§ Exercício proposto:
Transcreva, sem nenhuma alteração, a passagem do texto sobre a Lei nº 11.382/2006 que começa em "Da medida preventiva" e termina em "11/01/07). (Grifo acrescentado).".

··· Trecho do documento

Valestan Milhomem da Costa*


Lendo a Lei nº 11.382/2006, a primeira questão que surge para os registradores brasileiros é: acabou o registro da penhora? O assunto requer análise cautelosa antes de uma conclusão definitiva.

Pelas disposições da lei, não há nada que aponte de modo claro esse propósito do legislador, nem que o ato do registro seja ou tenha sido óbice à efetividade ou celeridade processual ou que não seja meio próprio à publicidade da penhora.

Na realidade, o que a lei novel deixa claro é que foram acrescentadas medidas visando prevenir, com maior efetividade, a fraude à execução e a conseqüente penhora. 

Da medida preventiva da fraude à execução e da penhora

A prevenção da fraude à execução ocorre com a averbação do ajuizamento da ação (art. 615-A), denominada, pelo douto Sérgio Jacomino, de “averbação  premonitória”, pois, segundo o ilustrado jurista, é “premonitória porque tem a virtude de prevenir a sociedade, e todas as pessoas que eventualmente venham transacionar com imóveis, acerca de circunstâncias que possam pôr em risco a aquisição do bem”. (BE IRIB 2791, 11/01/07). (Grifo acrescentado).

······
··· Entradas fornecidas

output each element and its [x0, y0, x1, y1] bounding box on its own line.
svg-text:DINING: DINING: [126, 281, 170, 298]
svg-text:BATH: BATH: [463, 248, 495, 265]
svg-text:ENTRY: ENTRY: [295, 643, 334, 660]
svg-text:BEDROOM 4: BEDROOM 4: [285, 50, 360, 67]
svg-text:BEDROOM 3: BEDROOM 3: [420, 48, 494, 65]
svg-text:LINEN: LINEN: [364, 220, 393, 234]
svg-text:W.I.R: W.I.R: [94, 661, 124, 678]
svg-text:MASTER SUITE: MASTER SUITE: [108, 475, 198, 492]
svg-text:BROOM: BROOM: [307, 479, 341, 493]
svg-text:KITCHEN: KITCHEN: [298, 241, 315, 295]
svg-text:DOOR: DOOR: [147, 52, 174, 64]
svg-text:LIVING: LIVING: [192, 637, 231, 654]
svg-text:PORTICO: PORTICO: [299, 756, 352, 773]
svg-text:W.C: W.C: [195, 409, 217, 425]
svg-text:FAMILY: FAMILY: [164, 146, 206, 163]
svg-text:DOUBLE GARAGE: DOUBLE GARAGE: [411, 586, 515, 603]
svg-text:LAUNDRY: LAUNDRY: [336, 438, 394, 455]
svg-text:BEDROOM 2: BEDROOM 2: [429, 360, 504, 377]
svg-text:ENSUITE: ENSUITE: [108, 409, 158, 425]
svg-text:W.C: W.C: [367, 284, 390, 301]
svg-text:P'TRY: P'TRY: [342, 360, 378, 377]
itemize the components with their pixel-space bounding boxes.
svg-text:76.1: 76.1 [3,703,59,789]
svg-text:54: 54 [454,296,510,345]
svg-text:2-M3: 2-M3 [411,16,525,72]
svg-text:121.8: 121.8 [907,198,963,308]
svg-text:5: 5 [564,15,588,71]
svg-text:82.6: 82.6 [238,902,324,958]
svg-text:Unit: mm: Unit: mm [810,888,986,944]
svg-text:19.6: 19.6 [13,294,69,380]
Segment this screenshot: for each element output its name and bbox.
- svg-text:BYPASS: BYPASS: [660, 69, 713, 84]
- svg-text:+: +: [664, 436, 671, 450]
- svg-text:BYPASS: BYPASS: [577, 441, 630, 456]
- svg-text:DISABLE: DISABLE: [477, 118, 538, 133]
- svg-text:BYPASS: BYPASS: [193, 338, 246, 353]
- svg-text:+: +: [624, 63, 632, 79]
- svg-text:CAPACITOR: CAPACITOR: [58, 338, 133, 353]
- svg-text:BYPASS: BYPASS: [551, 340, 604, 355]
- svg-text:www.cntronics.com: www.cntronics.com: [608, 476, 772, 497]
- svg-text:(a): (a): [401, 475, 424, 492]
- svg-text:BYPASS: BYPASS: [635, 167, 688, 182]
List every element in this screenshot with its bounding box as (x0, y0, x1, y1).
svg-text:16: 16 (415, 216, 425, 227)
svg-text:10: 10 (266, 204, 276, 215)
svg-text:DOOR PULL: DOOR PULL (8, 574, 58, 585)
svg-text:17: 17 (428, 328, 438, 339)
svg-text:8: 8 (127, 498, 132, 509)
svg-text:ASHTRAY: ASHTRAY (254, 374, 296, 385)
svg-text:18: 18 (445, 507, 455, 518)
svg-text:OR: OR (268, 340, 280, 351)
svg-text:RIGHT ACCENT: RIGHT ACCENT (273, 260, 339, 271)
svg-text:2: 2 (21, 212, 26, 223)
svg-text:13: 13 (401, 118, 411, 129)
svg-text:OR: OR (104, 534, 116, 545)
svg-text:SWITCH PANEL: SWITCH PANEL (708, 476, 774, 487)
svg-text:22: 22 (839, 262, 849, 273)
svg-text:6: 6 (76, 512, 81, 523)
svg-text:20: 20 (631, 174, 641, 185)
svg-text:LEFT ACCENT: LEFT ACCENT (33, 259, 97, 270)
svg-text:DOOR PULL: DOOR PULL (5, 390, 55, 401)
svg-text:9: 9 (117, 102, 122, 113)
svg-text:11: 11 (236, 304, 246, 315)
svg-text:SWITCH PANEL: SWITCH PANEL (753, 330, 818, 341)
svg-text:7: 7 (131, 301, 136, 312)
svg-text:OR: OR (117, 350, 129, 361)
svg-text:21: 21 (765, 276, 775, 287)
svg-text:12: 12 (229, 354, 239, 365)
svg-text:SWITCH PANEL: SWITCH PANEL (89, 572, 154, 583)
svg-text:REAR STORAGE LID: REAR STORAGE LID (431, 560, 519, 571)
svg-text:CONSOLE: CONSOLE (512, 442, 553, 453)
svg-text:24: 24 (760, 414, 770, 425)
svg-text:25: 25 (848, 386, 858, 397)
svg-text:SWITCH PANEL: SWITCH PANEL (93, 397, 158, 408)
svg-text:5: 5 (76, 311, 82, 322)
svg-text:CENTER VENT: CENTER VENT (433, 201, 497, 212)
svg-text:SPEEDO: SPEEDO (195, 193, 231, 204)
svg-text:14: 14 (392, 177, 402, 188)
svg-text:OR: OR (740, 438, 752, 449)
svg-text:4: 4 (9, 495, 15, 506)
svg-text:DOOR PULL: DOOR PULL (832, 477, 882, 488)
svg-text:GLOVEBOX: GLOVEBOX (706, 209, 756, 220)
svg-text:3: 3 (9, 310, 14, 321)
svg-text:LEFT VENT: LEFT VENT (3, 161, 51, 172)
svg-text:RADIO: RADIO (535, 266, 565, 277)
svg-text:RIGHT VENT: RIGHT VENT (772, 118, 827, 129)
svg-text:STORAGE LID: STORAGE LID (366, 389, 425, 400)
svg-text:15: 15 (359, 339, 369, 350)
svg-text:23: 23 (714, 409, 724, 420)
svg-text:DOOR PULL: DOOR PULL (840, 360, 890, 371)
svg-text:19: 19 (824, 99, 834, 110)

······

§ Solução do exercício:
Da medida preventiva da fraude à execução e da penhora

A prevenção da fraude à execução ocorre com a averbação do ajuizamento da ação (art. 615-A), denominada, pelo douto Sérgio Jacomino, de “averbação  premonitória”, pois, segundo o ilustrado jurista, é “premonitória porque tem a virtude de prevenir a sociedade, e todas as pessoas que eventualmente venham transacionar com imóveis, acerca de circunstâncias que possam pôr em risco a aquisição do bem”. (BE IRIB 2791, 11/01/07). (Grifo acrescentado).